BEGIN

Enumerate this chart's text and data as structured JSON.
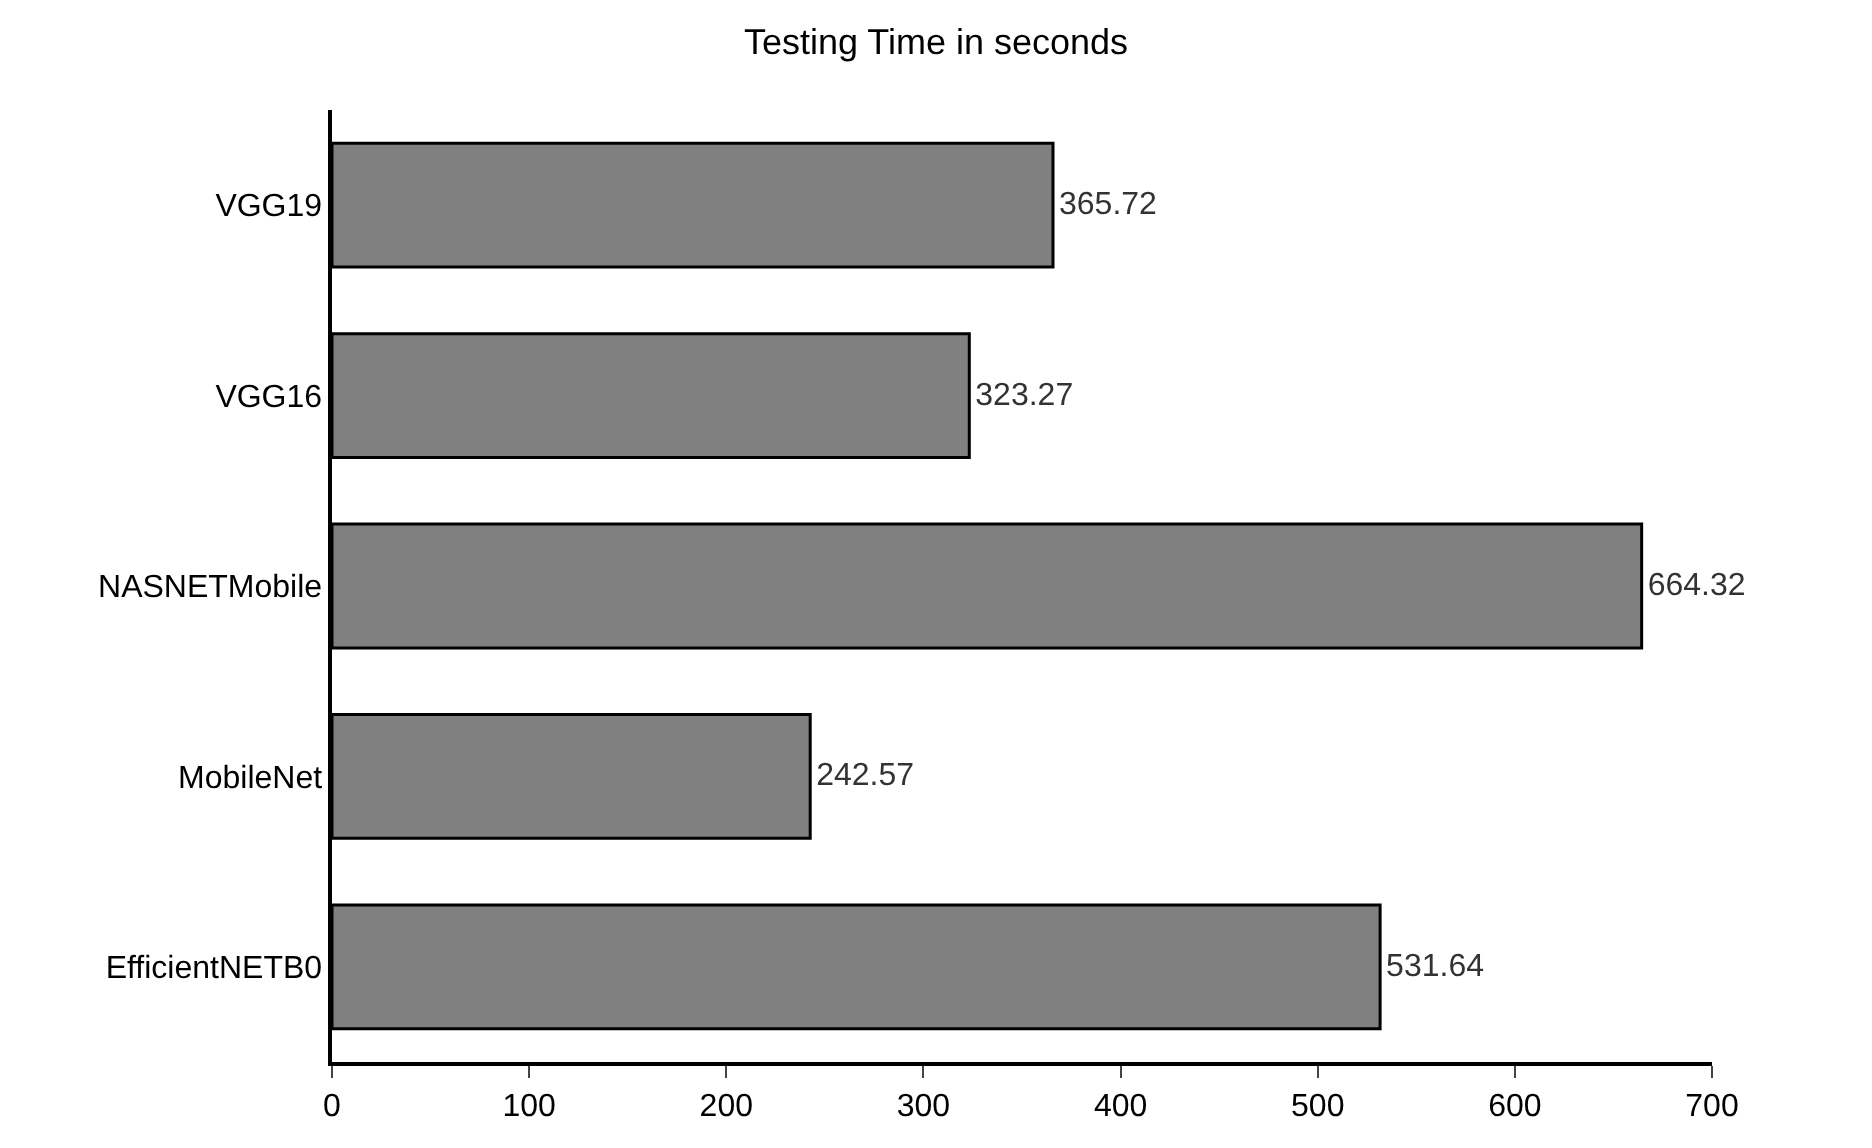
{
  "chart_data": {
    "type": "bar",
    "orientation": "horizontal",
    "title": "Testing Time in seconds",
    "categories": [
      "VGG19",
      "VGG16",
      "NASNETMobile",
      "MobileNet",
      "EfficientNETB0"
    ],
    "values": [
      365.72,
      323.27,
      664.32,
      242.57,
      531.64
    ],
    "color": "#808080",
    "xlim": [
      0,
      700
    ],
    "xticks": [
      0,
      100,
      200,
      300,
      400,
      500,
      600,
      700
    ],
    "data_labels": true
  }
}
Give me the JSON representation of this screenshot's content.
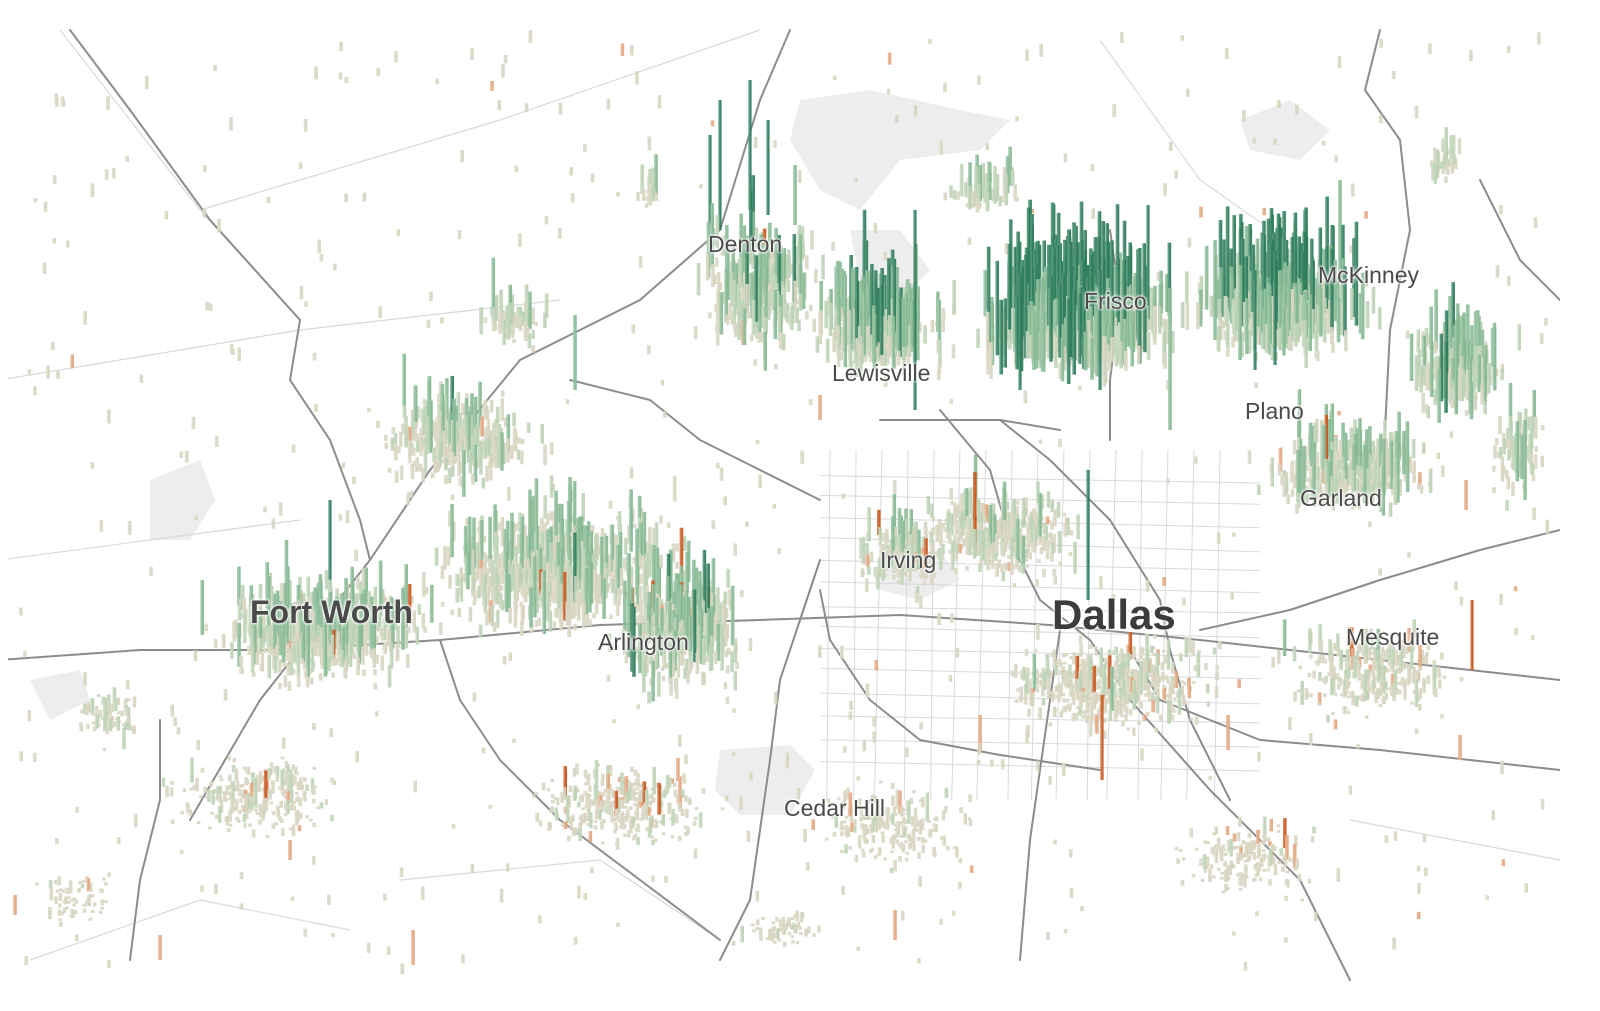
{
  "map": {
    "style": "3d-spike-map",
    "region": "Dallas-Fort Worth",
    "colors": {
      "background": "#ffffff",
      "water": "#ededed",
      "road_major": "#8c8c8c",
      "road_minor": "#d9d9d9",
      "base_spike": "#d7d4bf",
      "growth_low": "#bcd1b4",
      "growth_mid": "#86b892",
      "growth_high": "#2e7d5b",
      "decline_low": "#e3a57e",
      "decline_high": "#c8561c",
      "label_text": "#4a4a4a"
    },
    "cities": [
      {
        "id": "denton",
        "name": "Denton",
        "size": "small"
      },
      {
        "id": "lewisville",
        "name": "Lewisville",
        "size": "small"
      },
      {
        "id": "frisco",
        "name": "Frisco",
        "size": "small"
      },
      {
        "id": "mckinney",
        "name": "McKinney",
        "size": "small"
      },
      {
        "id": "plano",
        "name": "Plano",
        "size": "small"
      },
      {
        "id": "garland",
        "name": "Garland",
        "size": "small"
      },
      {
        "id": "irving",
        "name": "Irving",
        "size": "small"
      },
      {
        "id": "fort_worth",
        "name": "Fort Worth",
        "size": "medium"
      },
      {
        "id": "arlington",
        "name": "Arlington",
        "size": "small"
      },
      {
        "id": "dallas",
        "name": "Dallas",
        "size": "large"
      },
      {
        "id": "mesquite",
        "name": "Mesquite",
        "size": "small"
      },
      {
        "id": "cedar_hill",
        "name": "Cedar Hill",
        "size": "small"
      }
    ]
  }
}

END

Task description »
From the material above, reproduce everything verbatim except the pictures.

Correct output »
Enumerate this chart's text and data as structured JSON.
{
  "chart_data": {
    "type": "bar",
    "orientation": "horizontal",
    "title": "Testing Time in seconds",
    "categories": [
      "VGG19",
      "VGG16",
      "NASNETMobile",
      "MobileNet",
      "EfficientNETB0"
    ],
    "values": [
      365.72,
      323.27,
      664.32,
      242.57,
      531.64
    ],
    "color": "#808080",
    "xlim": [
      0,
      700
    ],
    "xticks": [
      0,
      100,
      200,
      300,
      400,
      500,
      600,
      700
    ],
    "data_labels": true
  }
}
Give me the JSON representation of this screenshot's content.
{
  "map": {
    "style": "3d-spike-map",
    "region": "Dallas-Fort Worth",
    "colors": {
      "background": "#ffffff",
      "water": "#ededed",
      "road_major": "#8c8c8c",
      "road_minor": "#d9d9d9",
      "base_spike": "#d7d4bf",
      "growth_low": "#bcd1b4",
      "growth_mid": "#86b892",
      "growth_high": "#2e7d5b",
      "decline_low": "#e3a57e",
      "decline_high": "#c8561c",
      "label_text": "#4a4a4a"
    },
    "cities": [
      {
        "id": "denton",
        "name": "Denton",
        "size": "small"
      },
      {
        "id": "lewisville",
        "name": "Lewisville",
        "size": "small"
      },
      {
        "id": "frisco",
        "name": "Frisco",
        "size": "small"
      },
      {
        "id": "mckinney",
        "name": "McKinney",
        "size": "small"
      },
      {
        "id": "plano",
        "name": "Plano",
        "size": "small"
      },
      {
        "id": "garland",
        "name": "Garland",
        "size": "small"
      },
      {
        "id": "irving",
        "name": "Irving",
        "size": "small"
      },
      {
        "id": "fort_worth",
        "name": "Fort Worth",
        "size": "medium"
      },
      {
        "id": "arlington",
        "name": "Arlington",
        "size": "small"
      },
      {
        "id": "dallas",
        "name": "Dallas",
        "size": "large"
      },
      {
        "id": "mesquite",
        "name": "Mesquite",
        "size": "small"
      },
      {
        "id": "cedar_hill",
        "name": "Cedar Hill",
        "size": "small"
      }
    ]
  }
}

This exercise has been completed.